### Stored rows
───
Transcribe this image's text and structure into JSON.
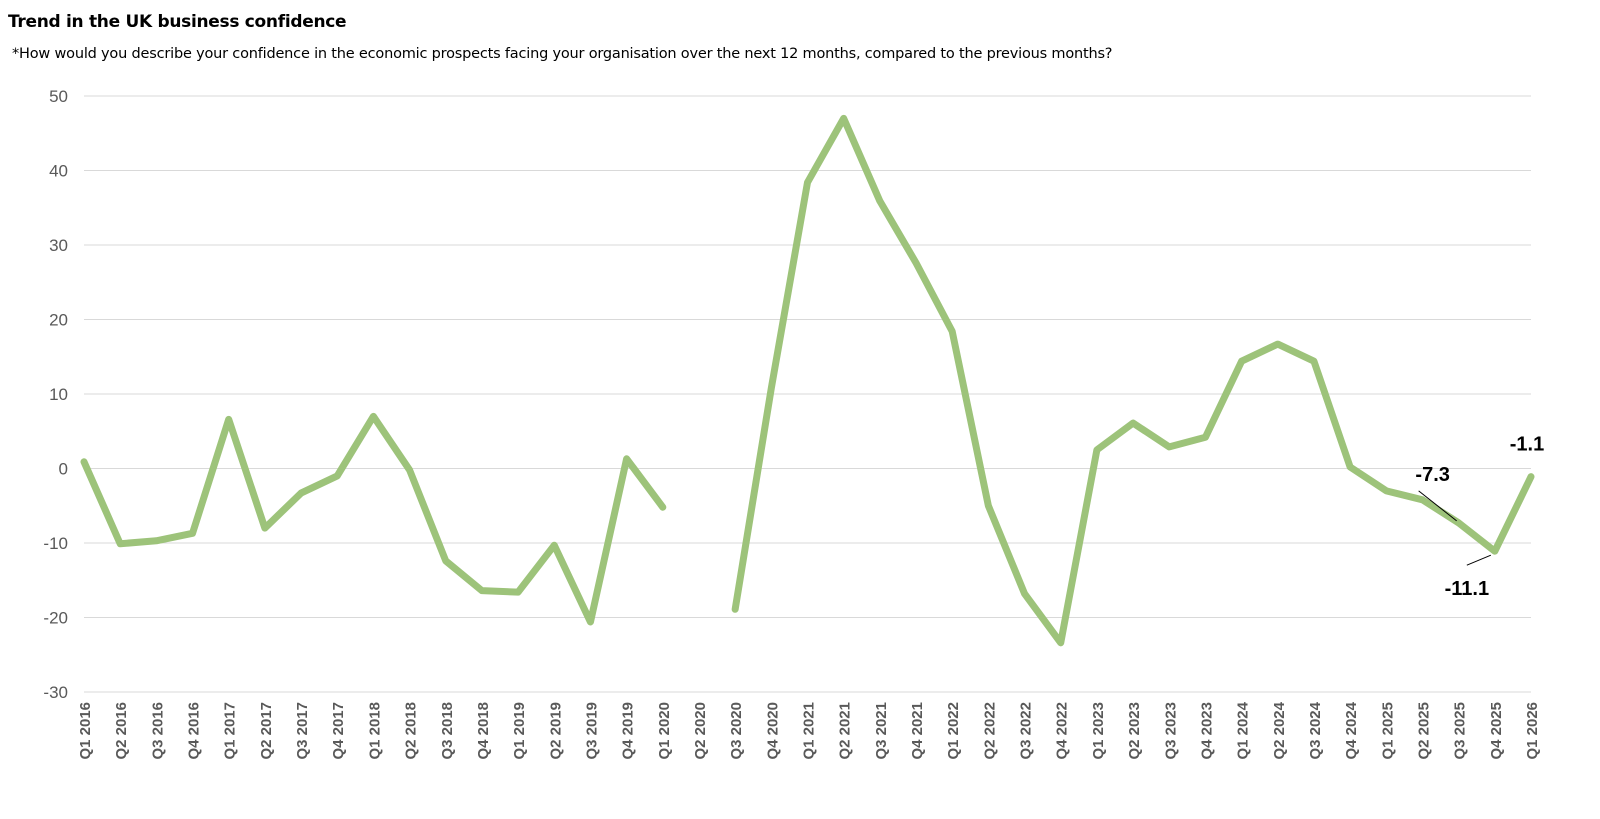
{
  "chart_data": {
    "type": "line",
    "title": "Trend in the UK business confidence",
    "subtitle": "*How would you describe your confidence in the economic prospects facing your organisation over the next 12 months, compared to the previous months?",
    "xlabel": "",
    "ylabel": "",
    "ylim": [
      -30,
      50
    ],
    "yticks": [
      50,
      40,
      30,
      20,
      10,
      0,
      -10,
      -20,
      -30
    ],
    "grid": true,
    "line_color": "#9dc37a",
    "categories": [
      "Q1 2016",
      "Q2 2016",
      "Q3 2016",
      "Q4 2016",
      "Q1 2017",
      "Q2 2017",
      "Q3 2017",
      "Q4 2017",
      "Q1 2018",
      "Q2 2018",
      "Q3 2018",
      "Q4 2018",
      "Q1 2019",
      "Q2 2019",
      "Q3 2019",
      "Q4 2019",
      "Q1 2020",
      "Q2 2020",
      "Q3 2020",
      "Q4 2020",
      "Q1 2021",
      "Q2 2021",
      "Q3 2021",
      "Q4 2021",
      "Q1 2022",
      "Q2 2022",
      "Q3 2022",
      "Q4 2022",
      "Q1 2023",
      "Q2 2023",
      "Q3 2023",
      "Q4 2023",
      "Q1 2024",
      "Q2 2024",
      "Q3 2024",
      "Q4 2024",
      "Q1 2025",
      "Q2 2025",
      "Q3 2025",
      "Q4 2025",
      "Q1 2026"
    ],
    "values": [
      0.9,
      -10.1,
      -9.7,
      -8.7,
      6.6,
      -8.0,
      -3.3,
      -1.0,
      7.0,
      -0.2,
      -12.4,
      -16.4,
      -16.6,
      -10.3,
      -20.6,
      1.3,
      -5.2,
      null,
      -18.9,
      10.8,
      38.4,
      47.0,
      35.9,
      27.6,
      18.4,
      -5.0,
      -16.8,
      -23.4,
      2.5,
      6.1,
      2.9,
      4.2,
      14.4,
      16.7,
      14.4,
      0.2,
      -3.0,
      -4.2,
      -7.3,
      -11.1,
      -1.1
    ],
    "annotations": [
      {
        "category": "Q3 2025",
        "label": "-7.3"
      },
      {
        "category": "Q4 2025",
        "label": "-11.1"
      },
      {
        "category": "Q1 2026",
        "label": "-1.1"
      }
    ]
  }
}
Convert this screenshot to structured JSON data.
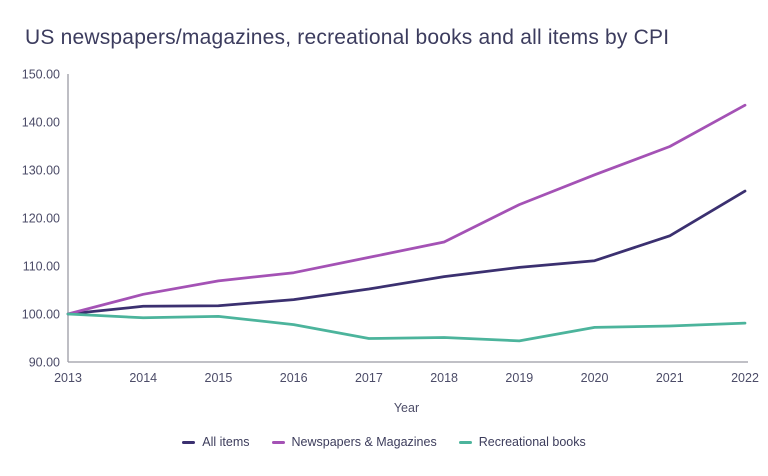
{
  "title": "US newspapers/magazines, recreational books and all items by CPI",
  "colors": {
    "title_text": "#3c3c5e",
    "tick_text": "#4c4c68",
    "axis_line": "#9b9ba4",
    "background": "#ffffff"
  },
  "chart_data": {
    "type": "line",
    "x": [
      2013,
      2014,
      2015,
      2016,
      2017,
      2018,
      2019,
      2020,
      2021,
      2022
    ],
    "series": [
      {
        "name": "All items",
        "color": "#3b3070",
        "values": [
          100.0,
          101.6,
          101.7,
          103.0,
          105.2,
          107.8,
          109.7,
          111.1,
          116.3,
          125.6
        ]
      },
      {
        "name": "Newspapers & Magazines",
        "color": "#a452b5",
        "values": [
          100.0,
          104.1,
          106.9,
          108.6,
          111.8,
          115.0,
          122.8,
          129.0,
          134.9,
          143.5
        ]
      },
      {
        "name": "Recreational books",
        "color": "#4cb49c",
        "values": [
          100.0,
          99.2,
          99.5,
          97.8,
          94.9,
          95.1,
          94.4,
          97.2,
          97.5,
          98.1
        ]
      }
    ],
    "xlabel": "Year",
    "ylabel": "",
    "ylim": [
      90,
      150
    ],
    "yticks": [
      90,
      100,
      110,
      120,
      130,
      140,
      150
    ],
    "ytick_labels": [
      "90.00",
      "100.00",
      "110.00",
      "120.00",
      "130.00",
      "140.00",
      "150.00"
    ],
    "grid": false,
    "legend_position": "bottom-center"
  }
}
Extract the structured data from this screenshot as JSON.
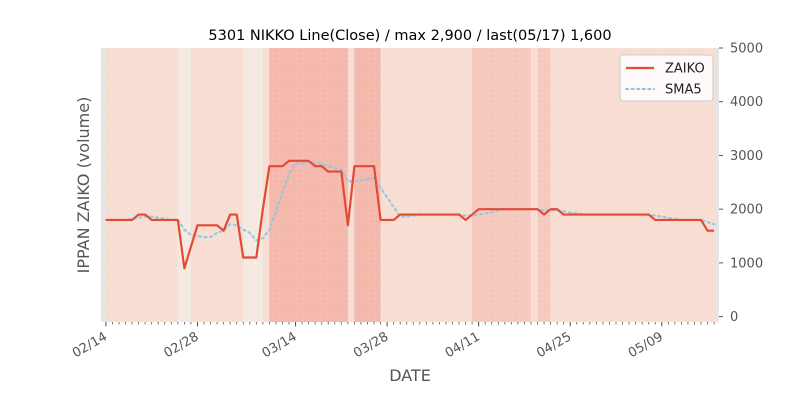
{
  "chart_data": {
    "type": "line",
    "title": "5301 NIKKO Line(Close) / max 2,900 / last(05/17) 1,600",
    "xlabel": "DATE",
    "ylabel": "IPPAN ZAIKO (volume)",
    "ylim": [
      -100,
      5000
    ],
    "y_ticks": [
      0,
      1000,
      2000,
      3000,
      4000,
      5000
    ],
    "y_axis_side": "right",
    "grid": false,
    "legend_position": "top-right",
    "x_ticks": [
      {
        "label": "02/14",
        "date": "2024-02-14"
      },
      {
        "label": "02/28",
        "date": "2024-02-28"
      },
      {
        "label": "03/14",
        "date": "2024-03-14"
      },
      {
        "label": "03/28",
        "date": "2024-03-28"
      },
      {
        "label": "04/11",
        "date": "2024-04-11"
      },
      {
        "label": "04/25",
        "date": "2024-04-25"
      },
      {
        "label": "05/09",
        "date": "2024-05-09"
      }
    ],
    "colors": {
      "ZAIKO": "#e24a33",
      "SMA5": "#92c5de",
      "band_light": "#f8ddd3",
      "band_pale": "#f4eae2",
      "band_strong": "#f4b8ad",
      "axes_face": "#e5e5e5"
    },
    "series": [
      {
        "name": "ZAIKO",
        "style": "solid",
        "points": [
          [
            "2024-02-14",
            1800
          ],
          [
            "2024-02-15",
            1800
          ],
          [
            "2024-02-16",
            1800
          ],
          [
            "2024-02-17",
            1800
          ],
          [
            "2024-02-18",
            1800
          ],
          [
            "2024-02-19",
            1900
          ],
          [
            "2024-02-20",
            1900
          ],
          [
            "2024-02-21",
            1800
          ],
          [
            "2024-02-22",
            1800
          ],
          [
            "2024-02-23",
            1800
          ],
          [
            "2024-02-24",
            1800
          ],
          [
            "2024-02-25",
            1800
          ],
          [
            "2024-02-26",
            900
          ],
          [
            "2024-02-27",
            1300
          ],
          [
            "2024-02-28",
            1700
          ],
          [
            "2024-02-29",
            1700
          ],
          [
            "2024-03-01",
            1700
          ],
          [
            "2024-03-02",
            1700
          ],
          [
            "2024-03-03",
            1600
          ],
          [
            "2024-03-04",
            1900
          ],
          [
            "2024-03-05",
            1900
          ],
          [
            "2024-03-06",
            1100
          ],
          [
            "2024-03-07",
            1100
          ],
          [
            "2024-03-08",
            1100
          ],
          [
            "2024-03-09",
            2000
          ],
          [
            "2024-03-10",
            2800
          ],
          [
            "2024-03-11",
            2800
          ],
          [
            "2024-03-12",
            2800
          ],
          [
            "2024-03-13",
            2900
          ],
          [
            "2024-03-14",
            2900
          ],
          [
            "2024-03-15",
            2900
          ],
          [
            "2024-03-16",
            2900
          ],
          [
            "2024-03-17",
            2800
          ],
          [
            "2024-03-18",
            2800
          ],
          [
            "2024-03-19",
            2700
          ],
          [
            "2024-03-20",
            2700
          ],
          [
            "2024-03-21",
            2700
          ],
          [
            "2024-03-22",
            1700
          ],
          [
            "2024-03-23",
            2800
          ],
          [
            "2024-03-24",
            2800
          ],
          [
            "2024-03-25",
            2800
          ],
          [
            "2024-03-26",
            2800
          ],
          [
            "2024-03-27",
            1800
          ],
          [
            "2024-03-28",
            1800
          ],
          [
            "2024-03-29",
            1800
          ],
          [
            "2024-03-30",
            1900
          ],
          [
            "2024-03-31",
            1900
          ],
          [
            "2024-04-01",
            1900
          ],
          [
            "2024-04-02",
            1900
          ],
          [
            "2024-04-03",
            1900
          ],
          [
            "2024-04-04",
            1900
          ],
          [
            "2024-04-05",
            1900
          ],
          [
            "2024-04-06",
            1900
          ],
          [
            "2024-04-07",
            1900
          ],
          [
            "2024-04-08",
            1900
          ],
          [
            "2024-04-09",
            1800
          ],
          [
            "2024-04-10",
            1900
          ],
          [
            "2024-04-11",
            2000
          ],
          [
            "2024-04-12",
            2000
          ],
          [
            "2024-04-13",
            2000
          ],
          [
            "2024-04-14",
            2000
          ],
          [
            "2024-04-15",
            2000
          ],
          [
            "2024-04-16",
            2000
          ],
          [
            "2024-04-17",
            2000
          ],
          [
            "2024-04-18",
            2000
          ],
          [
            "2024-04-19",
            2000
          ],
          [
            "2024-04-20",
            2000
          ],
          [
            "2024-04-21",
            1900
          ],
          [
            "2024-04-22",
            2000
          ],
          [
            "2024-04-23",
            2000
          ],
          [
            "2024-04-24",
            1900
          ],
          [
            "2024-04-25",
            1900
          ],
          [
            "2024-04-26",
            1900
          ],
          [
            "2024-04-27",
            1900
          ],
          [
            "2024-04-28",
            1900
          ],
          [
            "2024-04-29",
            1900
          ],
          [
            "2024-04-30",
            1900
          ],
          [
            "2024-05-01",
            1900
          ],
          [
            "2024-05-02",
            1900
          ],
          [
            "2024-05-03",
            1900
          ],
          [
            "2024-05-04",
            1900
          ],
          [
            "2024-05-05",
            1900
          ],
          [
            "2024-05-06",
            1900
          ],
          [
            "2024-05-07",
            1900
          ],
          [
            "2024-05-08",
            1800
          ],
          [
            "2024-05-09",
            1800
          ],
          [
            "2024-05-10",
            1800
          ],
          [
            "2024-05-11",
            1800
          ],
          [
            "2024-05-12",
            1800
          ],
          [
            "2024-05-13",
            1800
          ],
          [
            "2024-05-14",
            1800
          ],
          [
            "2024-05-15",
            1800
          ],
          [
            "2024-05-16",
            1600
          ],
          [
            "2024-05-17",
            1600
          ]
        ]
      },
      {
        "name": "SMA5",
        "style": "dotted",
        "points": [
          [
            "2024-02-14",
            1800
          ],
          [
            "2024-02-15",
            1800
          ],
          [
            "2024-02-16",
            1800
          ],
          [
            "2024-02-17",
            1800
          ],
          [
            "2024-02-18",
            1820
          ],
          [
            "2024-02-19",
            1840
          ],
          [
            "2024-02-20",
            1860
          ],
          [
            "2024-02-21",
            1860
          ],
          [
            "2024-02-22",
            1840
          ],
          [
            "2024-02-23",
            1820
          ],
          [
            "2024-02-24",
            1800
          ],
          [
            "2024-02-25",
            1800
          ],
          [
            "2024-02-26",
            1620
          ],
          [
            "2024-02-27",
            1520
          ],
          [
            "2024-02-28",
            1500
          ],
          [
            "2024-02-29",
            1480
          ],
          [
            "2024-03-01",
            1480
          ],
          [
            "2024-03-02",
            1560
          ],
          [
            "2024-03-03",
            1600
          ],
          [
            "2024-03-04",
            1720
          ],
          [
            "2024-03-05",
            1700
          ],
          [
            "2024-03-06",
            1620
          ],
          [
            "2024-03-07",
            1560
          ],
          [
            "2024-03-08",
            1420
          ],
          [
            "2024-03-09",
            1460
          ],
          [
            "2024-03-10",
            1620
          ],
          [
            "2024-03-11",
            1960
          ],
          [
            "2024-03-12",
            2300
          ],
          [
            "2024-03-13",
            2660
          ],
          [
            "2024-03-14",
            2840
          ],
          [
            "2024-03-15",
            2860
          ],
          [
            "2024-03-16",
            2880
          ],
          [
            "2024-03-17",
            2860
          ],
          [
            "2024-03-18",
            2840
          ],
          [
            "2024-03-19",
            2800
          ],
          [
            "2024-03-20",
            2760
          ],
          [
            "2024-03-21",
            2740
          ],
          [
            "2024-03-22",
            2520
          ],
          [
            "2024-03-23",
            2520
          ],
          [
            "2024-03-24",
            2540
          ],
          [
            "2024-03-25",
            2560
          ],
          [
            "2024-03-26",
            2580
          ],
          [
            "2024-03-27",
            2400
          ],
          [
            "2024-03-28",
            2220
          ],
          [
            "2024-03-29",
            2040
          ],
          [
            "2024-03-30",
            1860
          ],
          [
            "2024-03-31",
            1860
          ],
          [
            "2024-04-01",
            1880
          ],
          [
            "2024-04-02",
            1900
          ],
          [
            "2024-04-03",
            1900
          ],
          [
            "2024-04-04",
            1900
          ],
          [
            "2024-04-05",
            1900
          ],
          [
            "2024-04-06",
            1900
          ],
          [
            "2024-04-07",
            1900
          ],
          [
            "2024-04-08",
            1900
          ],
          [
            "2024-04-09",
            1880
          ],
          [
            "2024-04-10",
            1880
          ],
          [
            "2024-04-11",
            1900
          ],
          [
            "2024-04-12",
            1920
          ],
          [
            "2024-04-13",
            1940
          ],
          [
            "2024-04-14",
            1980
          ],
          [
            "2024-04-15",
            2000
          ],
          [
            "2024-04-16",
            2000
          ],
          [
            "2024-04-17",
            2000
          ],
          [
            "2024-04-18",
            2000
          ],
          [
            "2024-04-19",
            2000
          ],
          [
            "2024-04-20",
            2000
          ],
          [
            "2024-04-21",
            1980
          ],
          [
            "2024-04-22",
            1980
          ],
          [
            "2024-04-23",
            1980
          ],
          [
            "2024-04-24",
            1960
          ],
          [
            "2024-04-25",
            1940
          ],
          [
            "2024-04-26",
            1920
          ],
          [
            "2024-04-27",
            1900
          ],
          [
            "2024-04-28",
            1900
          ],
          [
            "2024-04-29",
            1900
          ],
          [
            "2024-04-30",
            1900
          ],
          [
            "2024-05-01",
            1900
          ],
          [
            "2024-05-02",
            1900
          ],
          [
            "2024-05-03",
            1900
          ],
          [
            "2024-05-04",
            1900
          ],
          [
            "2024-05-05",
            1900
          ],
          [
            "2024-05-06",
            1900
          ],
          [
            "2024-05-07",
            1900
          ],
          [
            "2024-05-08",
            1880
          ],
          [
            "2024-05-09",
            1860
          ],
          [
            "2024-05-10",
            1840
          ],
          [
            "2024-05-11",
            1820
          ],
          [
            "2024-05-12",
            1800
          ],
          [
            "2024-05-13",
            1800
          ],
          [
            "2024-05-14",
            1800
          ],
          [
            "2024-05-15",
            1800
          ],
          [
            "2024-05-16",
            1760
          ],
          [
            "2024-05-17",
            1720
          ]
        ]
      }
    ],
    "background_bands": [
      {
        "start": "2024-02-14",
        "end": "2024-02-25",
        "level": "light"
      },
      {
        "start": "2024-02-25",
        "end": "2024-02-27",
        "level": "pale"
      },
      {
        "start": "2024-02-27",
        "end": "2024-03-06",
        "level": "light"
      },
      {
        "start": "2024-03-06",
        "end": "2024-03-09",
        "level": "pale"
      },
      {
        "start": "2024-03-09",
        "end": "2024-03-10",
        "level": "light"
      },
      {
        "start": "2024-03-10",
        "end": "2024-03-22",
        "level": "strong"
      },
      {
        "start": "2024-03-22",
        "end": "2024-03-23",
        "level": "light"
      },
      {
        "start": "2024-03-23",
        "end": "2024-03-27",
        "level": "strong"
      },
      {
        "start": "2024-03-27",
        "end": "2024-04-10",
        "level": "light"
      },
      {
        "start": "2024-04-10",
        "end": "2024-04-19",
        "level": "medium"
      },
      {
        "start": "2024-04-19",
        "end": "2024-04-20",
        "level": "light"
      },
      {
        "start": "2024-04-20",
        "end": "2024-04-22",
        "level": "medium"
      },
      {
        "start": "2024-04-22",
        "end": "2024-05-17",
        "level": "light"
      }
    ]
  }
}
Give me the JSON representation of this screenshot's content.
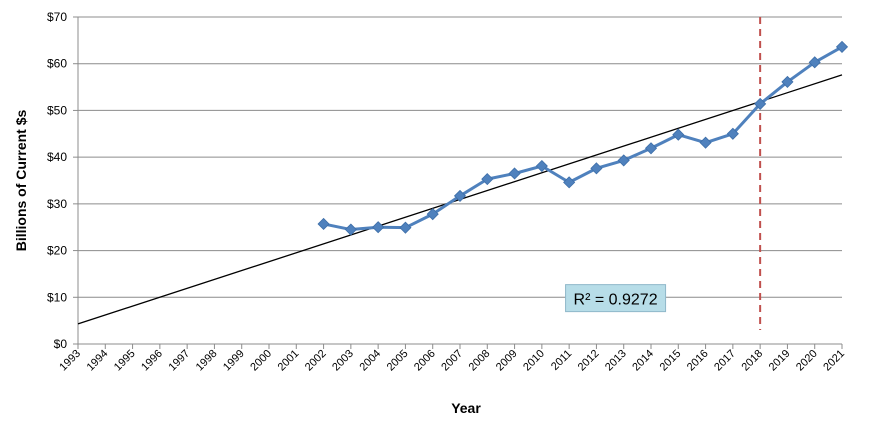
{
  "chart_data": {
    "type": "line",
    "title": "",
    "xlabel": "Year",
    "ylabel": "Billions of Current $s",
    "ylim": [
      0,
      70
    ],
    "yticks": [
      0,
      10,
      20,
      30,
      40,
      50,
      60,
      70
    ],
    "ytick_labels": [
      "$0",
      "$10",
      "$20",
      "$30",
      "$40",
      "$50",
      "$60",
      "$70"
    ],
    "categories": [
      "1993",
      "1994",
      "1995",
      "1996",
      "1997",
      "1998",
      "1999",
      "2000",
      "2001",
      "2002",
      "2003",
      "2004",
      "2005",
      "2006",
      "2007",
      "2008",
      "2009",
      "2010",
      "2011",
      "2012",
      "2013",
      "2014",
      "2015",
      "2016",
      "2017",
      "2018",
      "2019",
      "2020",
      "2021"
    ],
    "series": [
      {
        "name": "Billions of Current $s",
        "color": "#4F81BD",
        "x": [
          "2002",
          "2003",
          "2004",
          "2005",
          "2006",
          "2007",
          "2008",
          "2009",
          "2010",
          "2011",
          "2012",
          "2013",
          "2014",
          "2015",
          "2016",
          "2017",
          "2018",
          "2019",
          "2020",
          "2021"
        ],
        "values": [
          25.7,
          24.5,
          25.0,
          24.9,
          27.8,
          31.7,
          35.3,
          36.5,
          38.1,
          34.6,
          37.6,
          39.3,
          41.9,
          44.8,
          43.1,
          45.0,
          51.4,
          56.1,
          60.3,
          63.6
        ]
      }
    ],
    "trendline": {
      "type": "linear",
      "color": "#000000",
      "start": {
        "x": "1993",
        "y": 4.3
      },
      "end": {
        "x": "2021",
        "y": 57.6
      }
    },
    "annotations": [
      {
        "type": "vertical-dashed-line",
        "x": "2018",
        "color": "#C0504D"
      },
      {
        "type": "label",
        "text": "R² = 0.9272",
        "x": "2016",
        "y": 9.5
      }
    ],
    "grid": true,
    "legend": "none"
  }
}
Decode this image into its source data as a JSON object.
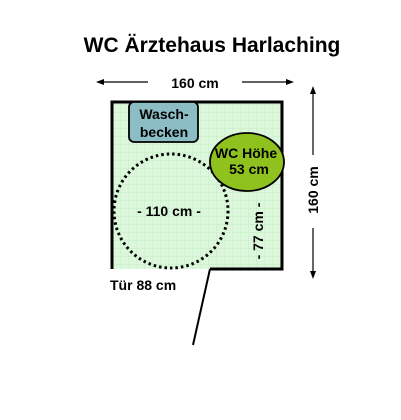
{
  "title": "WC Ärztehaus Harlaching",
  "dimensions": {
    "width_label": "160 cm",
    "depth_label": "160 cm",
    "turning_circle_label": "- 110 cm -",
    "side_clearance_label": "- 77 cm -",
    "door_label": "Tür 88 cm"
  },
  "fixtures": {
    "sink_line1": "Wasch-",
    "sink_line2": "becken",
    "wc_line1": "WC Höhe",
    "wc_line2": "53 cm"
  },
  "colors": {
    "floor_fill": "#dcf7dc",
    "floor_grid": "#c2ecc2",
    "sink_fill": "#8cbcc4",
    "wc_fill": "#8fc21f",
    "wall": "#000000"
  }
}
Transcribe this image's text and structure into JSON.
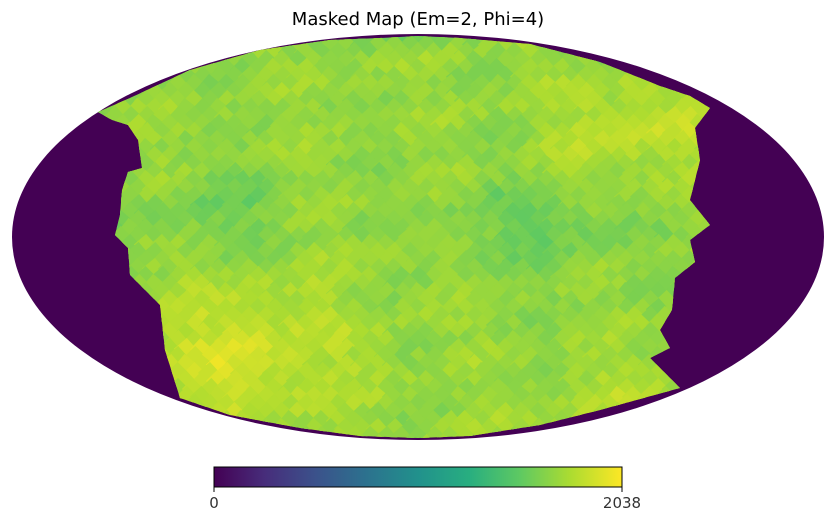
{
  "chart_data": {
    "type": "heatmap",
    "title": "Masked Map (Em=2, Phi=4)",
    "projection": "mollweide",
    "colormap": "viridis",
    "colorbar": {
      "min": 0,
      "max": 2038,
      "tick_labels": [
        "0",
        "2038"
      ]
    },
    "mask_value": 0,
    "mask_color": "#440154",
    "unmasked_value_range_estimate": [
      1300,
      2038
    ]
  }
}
───
### Task statement
Exactly how many lines of the listing above contain the string "confidence"? Give no more than the number.

### Complete output
2